Do this: Copy out the lines below word for word, without any changes, but leave out the pictures.

Dataset entries:
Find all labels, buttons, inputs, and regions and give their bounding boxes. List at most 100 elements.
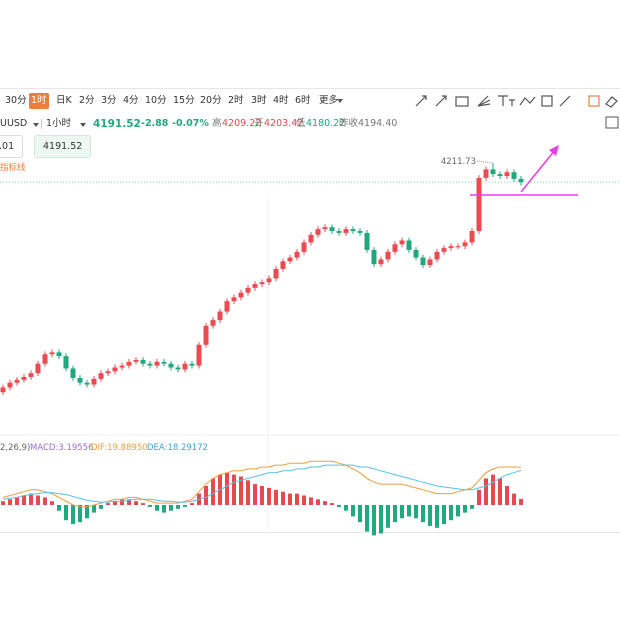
period-button[interactable]: 2分 xyxy=(79,95,95,106)
candle-body xyxy=(441,248,447,252)
macd-bar xyxy=(442,505,446,524)
macd-bar xyxy=(148,505,152,507)
macd-bar xyxy=(400,505,404,519)
candle-body xyxy=(168,363,174,368)
macd-bar xyxy=(379,505,383,534)
candle-body xyxy=(280,261,286,269)
macd-bar xyxy=(134,501,138,505)
tool-rect[interactable] xyxy=(541,95,553,107)
candle-body xyxy=(77,377,83,383)
settings-icon[interactable] xyxy=(604,114,620,132)
size-box[interactable]: .01 xyxy=(0,135,24,158)
macd-bar xyxy=(491,474,495,505)
candle-body xyxy=(28,373,34,377)
period-button[interactable]: 6时 xyxy=(295,95,311,106)
macd-bar xyxy=(71,505,75,524)
period-button[interactable]: 1时 xyxy=(29,93,49,109)
period-button[interactable]: 更多 xyxy=(319,95,339,106)
candle-body xyxy=(182,363,188,370)
macd-bar xyxy=(169,505,173,511)
macd-bar xyxy=(281,491,285,505)
macd-bar xyxy=(477,489,481,505)
macd-bar xyxy=(449,505,453,521)
candle-body xyxy=(378,259,384,265)
macd-bar xyxy=(225,472,229,505)
candle-body xyxy=(119,365,125,368)
tool-text[interactable] xyxy=(498,95,515,106)
candle-body xyxy=(490,169,496,175)
macd-bar xyxy=(78,505,82,523)
tool-line[interactable] xyxy=(559,95,571,107)
period-button[interactable]: 20分 xyxy=(200,95,222,106)
candle-body xyxy=(133,359,139,362)
tool-arrow[interactable] xyxy=(415,95,427,107)
candle-body xyxy=(392,244,398,252)
candle-body xyxy=(469,230,475,243)
price-box[interactable]: 4191.52 xyxy=(34,135,92,158)
macd-bar xyxy=(393,505,397,523)
macd-bar xyxy=(435,505,439,528)
period-button[interactable]: 10分 xyxy=(145,95,167,106)
tool-fan[interactable] xyxy=(477,95,491,107)
candle-body xyxy=(91,378,97,385)
macd-bar xyxy=(330,503,334,505)
macd-bar xyxy=(29,493,33,505)
period-button[interactable]: 4分 xyxy=(123,95,139,106)
macd-legend: DEA:18.29172 xyxy=(147,443,208,453)
macd-bar xyxy=(141,503,145,505)
candle-body xyxy=(420,257,426,266)
macd-bar xyxy=(43,497,47,505)
quote-interval[interactable]: 1小时 xyxy=(46,118,72,129)
candle-body xyxy=(476,177,482,231)
quote-low-label: 低 xyxy=(296,118,306,129)
macd-bar xyxy=(386,505,390,528)
tool-ray[interactable] xyxy=(435,95,447,107)
macd-bar xyxy=(246,480,250,505)
line-tool[interactable]: 指标线 xyxy=(0,163,26,173)
candle-body xyxy=(427,259,433,266)
macd-bar xyxy=(120,499,124,505)
macd-bar xyxy=(316,499,320,505)
macd-bar xyxy=(106,503,110,505)
period-button[interactable]: 15分 xyxy=(173,95,195,106)
macd-bar xyxy=(428,505,432,526)
candle-body xyxy=(224,301,230,312)
macd-bar xyxy=(323,501,327,505)
quote-open-label: 开 xyxy=(254,118,264,129)
macd-bar xyxy=(113,501,117,505)
macd-bar xyxy=(36,495,40,505)
macd-bar xyxy=(288,493,292,505)
period-button[interactable]: 2时 xyxy=(228,95,244,106)
candle-body xyxy=(504,172,510,177)
candle-body xyxy=(371,249,377,265)
macd-bar xyxy=(365,505,369,532)
macd-bar xyxy=(295,493,299,505)
caret xyxy=(80,123,86,127)
period-button[interactable]: 30分 xyxy=(5,95,27,106)
period-button[interactable]: 3时 xyxy=(251,95,267,106)
tool-channel[interactable] xyxy=(455,96,469,107)
macd-bar xyxy=(274,489,278,505)
quote-symbol[interactable]: UUSD xyxy=(0,118,28,129)
quote-high-label: 高 xyxy=(212,118,222,129)
candle-body xyxy=(252,284,258,288)
quote-prev: 4194.40 xyxy=(358,118,398,129)
tool-wave[interactable] xyxy=(519,96,536,106)
tool-style[interactable] xyxy=(588,95,600,107)
tool-eraser[interactable] xyxy=(605,96,618,108)
period-button[interactable]: 4时 xyxy=(273,95,289,106)
macd-bar xyxy=(421,505,425,523)
macd-bar xyxy=(64,505,68,521)
candle-body xyxy=(399,240,405,245)
candle-body xyxy=(70,368,76,378)
candle-body xyxy=(364,232,370,250)
period-button[interactable]: 日K xyxy=(56,95,72,106)
caret xyxy=(337,99,343,103)
quote-change-pct: -0.07% xyxy=(172,118,209,129)
macd-bar xyxy=(253,484,257,505)
period-button[interactable]: 3分 xyxy=(101,95,117,106)
caret xyxy=(33,123,39,127)
candle-body xyxy=(203,325,209,345)
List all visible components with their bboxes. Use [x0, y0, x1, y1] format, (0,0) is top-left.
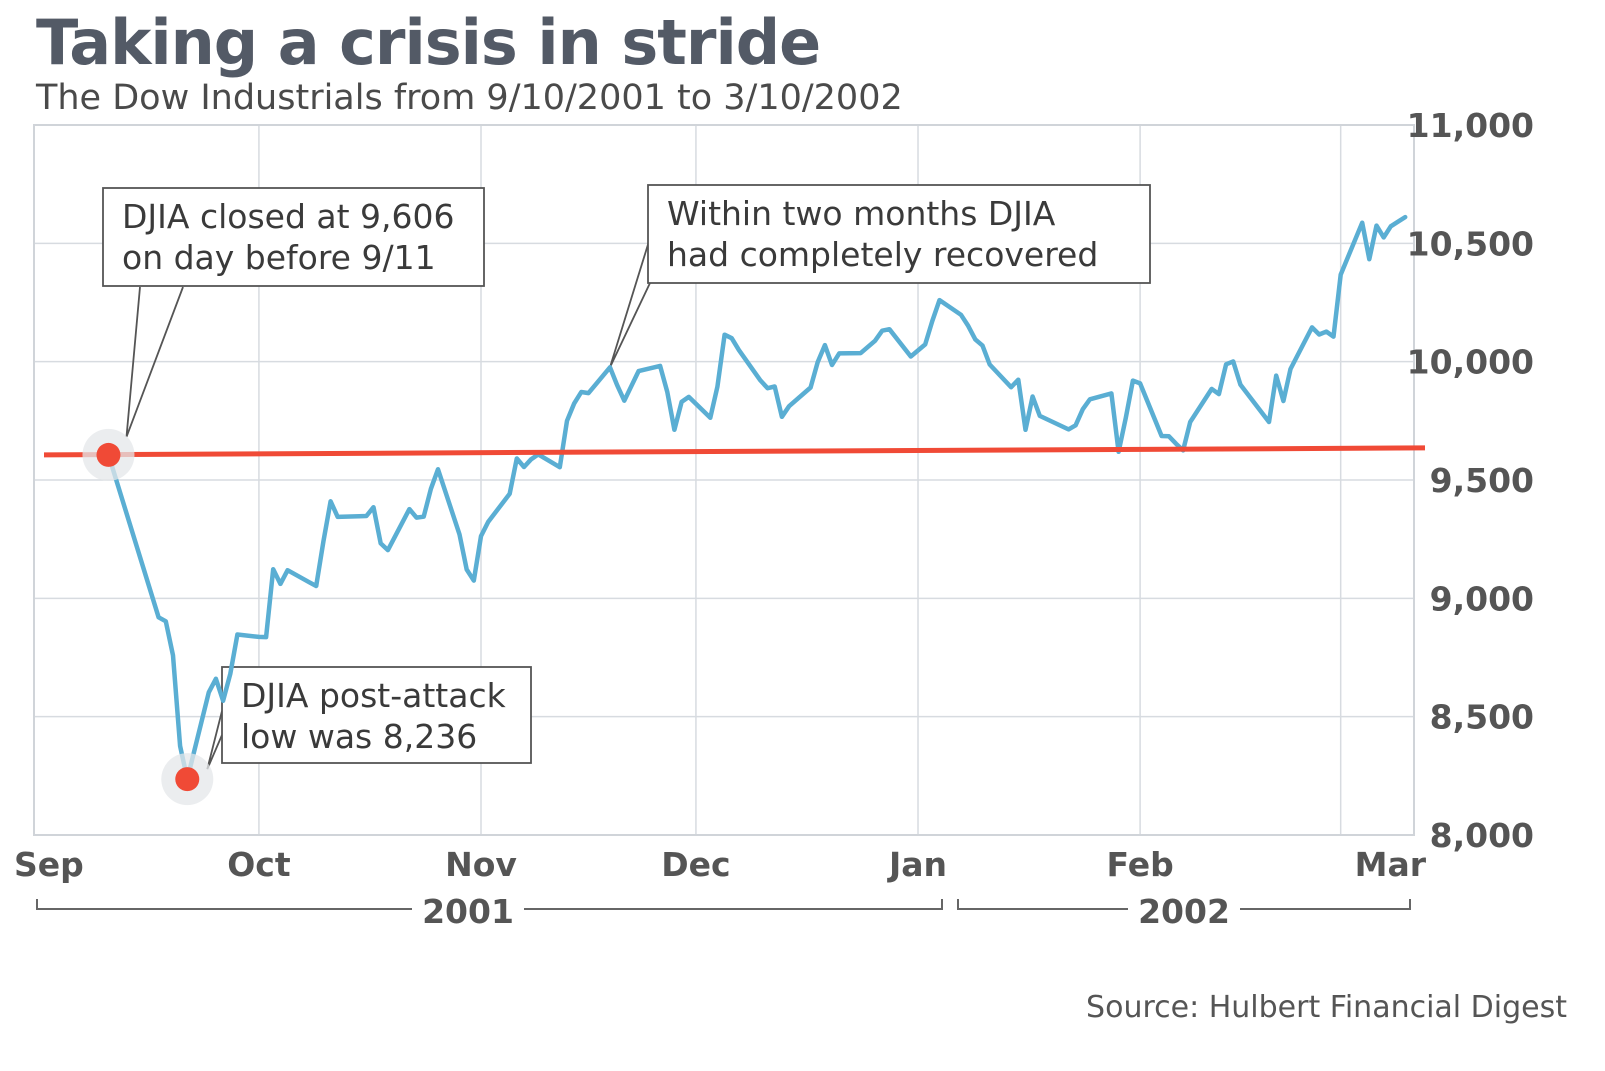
x-axis: Sep Oct Nov Dec Jan Feb Mar 2001 2002	[14, 845, 1427, 931]
annotation-text: DJIA closed at 9,606	[122, 197, 455, 236]
year-label: 2001	[422, 892, 514, 931]
series	[106, 214, 1408, 782]
year-bracket: 2002	[957, 892, 1411, 931]
y-tick-label: 9,500	[1430, 461, 1534, 500]
reference-line-9606	[43, 445, 1426, 458]
y-tick-label: 11,000	[1407, 106, 1534, 145]
year-label: 2002	[1138, 892, 1230, 931]
annotation-box	[221, 666, 532, 764]
x-tick-label: Jan	[887, 845, 947, 884]
plot-frame	[33, 124, 1415, 836]
marker-dot	[96, 442, 121, 467]
x-tick-label: Sep	[14, 845, 84, 884]
y-axis: 8,000 8,500 9,000 9,500 10,000 10,500 11,000	[1407, 106, 1534, 855]
annotation-text: had completely recovered	[667, 235, 1098, 274]
chart-subtitle: The Dow Industrials from 9/10/2001 to 3/…	[36, 78, 903, 118]
annotation-leader	[206, 710, 223, 770]
x-tick-label: Oct	[227, 845, 291, 884]
annotation-box	[647, 184, 1151, 284]
y-tick-label: 8,500	[1430, 698, 1534, 737]
annotation-text: on day before 9/11	[122, 238, 436, 277]
marker-pre-attack-close	[82, 428, 135, 481]
reference	[43, 445, 1426, 458]
source-note: Source: Hulbert Financial Digest	[1086, 990, 1567, 1025]
year-bracket-right	[1240, 899, 1411, 910]
annotation-leader	[609, 237, 651, 368]
x-tick-label: Feb	[1106, 845, 1173, 884]
annotation-text: low was 8,236	[241, 717, 477, 756]
markers	[82, 428, 214, 806]
x-tick-label: Mar	[1355, 845, 1427, 884]
marker-dot	[175, 767, 200, 792]
year-bracket: 2001	[36, 892, 943, 931]
y-tick-label: 10,000	[1407, 343, 1534, 382]
marker-post-attack-low	[161, 753, 214, 806]
x-tick-label: Dec	[661, 845, 730, 884]
year-bracket-right	[524, 899, 943, 910]
y-tick-label: 9,000	[1430, 579, 1534, 618]
annotation-text: Within two months DJIA	[667, 194, 1056, 233]
y-tick-label: 10,500	[1407, 224, 1534, 263]
annotation-box	[102, 187, 485, 287]
annotation-text: DJIA post-attack	[241, 676, 507, 715]
y-tick-label: 8,000	[1430, 816, 1534, 855]
year-bracket-left	[36, 899, 412, 910]
x-tick-label: Nov	[445, 845, 517, 884]
dow-series-line	[106, 214, 1408, 782]
chart-title: Taking a crisis in stride	[36, 6, 821, 79]
year-bracket-left	[957, 899, 1128, 910]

Answer in full:
Find all labels, buttons, inputs, and regions and give their bounding boxes. List at most 100 elements.
period-button[interactable]: 2分 xyxy=(79,95,95,106)
candle-body xyxy=(441,248,447,252)
macd-bar xyxy=(442,505,446,524)
macd-bar xyxy=(148,505,152,507)
macd-bar xyxy=(400,505,404,519)
candle-body xyxy=(168,363,174,368)
macd-bar xyxy=(379,505,383,534)
candle-body xyxy=(280,261,286,269)
macd-bar xyxy=(134,501,138,505)
tool-rect[interactable] xyxy=(541,95,553,107)
candle-body xyxy=(77,377,83,383)
settings-icon[interactable] xyxy=(604,114,620,132)
size-box[interactable]: .01 xyxy=(0,135,24,158)
macd-bar xyxy=(491,474,495,505)
candle-body xyxy=(28,373,34,377)
period-button[interactable]: 6时 xyxy=(295,95,311,106)
macd-bar xyxy=(71,505,75,524)
period-button[interactable]: 1时 xyxy=(29,93,49,109)
period-button[interactable]: 更多 xyxy=(319,95,339,106)
candle-body xyxy=(182,363,188,370)
macd-bar xyxy=(169,505,173,511)
macd-bar xyxy=(281,491,285,505)
macd-bar xyxy=(477,489,481,505)
macd-bar xyxy=(449,505,453,521)
candle-body xyxy=(378,259,384,265)
macd-bar xyxy=(225,472,229,505)
candle-body xyxy=(119,365,125,368)
tool-text[interactable] xyxy=(498,95,515,106)
candle-body xyxy=(490,169,496,175)
macd-bar xyxy=(78,505,82,523)
tool-line[interactable] xyxy=(559,95,571,107)
period-button[interactable]: 20分 xyxy=(200,95,222,106)
candle-body xyxy=(133,359,139,362)
tool-arrow[interactable] xyxy=(415,95,427,107)
candle-body xyxy=(392,244,398,252)
candle-body xyxy=(469,230,475,243)
price-box[interactable]: 4191.52 xyxy=(34,135,92,158)
macd-bar xyxy=(393,505,397,523)
macd-bar xyxy=(435,505,439,528)
period-button[interactable]: 10分 xyxy=(145,95,167,106)
tool-fan[interactable] xyxy=(477,95,491,107)
candle-body xyxy=(91,378,97,385)
macd-bar xyxy=(330,503,334,505)
macd-bar xyxy=(29,493,33,505)
period-button[interactable]: 4分 xyxy=(123,95,139,106)
macd-legend: DEA:18.29172 xyxy=(147,443,208,453)
macd-bar xyxy=(141,503,145,505)
candle-body xyxy=(420,257,426,266)
macd-bar xyxy=(43,497,47,505)
quote-interval[interactable]: 1小时 xyxy=(46,118,72,129)
candle-body xyxy=(476,177,482,231)
quote-low-label: 低 xyxy=(296,118,306,129)
macd-bar xyxy=(386,505,390,528)
tool-ray[interactable] xyxy=(435,95,447,107)
macd-bar xyxy=(246,480,250,505)
line-tool[interactable]: 指标线 xyxy=(0,163,26,173)
candle-body xyxy=(427,259,433,266)
macd-bar xyxy=(120,499,124,505)
macd-bar xyxy=(316,499,320,505)
macd-bar xyxy=(106,503,110,505)
period-button[interactable]: 15分 xyxy=(173,95,195,106)
macd-bar xyxy=(428,505,432,526)
candle-body xyxy=(224,301,230,312)
macd-bar xyxy=(323,501,327,505)
quote-open-label: 开 xyxy=(254,118,264,129)
macd-bar xyxy=(113,501,117,505)
macd-bar xyxy=(36,495,40,505)
macd-bar xyxy=(288,493,292,505)
period-button[interactable]: 2时 xyxy=(228,95,244,106)
candle-body xyxy=(504,172,510,177)
candle-body xyxy=(371,249,377,265)
macd-bar xyxy=(365,505,369,532)
macd-bar xyxy=(295,493,299,505)
caret xyxy=(80,123,86,127)
period-button[interactable]: 30分 xyxy=(5,95,27,106)
period-button[interactable]: 3时 xyxy=(251,95,267,106)
tool-channel[interactable] xyxy=(455,96,469,107)
macd-bar xyxy=(274,489,278,505)
quote-symbol[interactable]: UUSD xyxy=(0,118,28,129)
quote-high-label: 高 xyxy=(212,118,222,129)
candle-body xyxy=(252,284,258,288)
quote-prev: 4194.40 xyxy=(358,118,398,129)
tool-wave[interactable] xyxy=(519,96,536,106)
tool-style[interactable] xyxy=(588,95,600,107)
tool-eraser[interactable] xyxy=(605,96,618,108)
period-button[interactable]: 4时 xyxy=(273,95,289,106)
macd-bar xyxy=(421,505,425,523)
macd-bar xyxy=(64,505,68,521)
candle-body xyxy=(399,240,405,245)
candle-body xyxy=(70,368,76,378)
candle-body xyxy=(364,232,370,250)
period-button[interactable]: 日K xyxy=(56,95,72,106)
caret xyxy=(337,99,343,103)
quote-change-pct: -0.07% xyxy=(172,118,209,129)
macd-bar xyxy=(253,484,257,505)
period-button[interactable]: 3分 xyxy=(101,95,117,106)
caret xyxy=(33,123,39,127)
candle-body xyxy=(203,325,209,345)
List all visible components with their bboxes. Use [x0, y0, x1, y1] format, (0,0) is top-left.
x-axis: Sep Oct Nov Dec Jan Feb Mar 2001 2002	[14, 845, 1427, 931]
annotation-text: DJIA closed at 9,606	[122, 197, 455, 236]
year-label: 2001	[422, 892, 514, 931]
series	[106, 214, 1408, 782]
year-bracket: 2002	[957, 892, 1411, 931]
y-tick-label: 9,500	[1430, 461, 1534, 500]
reference-line-9606	[43, 445, 1426, 458]
y-tick-label: 11,000	[1407, 106, 1534, 145]
year-label: 2002	[1138, 892, 1230, 931]
annotation-box	[221, 666, 532, 764]
x-tick-label: Jan	[887, 845, 947, 884]
plot-frame	[33, 124, 1415, 836]
marker-dot	[96, 442, 121, 467]
x-tick-label: Sep	[14, 845, 84, 884]
y-axis: 8,000 8,500 9,000 9,500 10,000 10,500 11,000	[1407, 106, 1534, 855]
annotation-text: had completely recovered	[667, 235, 1098, 274]
chart-subtitle: The Dow Industrials from 9/10/2001 to 3/…	[36, 78, 903, 118]
annotation-leader	[206, 710, 223, 770]
x-tick-label: Oct	[227, 845, 291, 884]
annotation-box	[647, 184, 1151, 284]
y-tick-label: 8,500	[1430, 698, 1534, 737]
annotation-text: on day before 9/11	[122, 238, 436, 277]
marker-pre-attack-close	[82, 428, 135, 481]
reference	[43, 445, 1426, 458]
source-note: Source: Hulbert Financial Digest	[1086, 990, 1567, 1025]
year-bracket-right	[1240, 899, 1411, 910]
annotation-leader	[609, 237, 651, 368]
x-tick-label: Feb	[1106, 845, 1173, 884]
annotation-text: low was 8,236	[241, 717, 477, 756]
markers	[82, 428, 214, 806]
x-tick-label: Mar	[1355, 845, 1427, 884]
marker-dot	[175, 767, 200, 792]
year-bracket: 2001	[36, 892, 943, 931]
y-tick-label: 10,000	[1407, 343, 1534, 382]
marker-post-attack-low	[161, 753, 214, 806]
x-tick-label: Dec	[661, 845, 730, 884]
year-bracket-right	[524, 899, 943, 910]
y-tick-label: 9,000	[1430, 579, 1534, 618]
annotation-text: Within two months DJIA	[667, 194, 1056, 233]
y-tick-label: 10,500	[1407, 224, 1534, 263]
annotation-box	[102, 187, 485, 287]
annotation-text: DJIA post-attack	[241, 676, 507, 715]
y-tick-label: 8,000	[1430, 816, 1534, 855]
year-bracket-left	[36, 899, 412, 910]
x-tick-label: Nov	[445, 845, 517, 884]
dow-series-line	[106, 214, 1408, 782]
chart-title: Taking a crisis in stride	[36, 6, 821, 79]
year-bracket-left	[957, 899, 1128, 910]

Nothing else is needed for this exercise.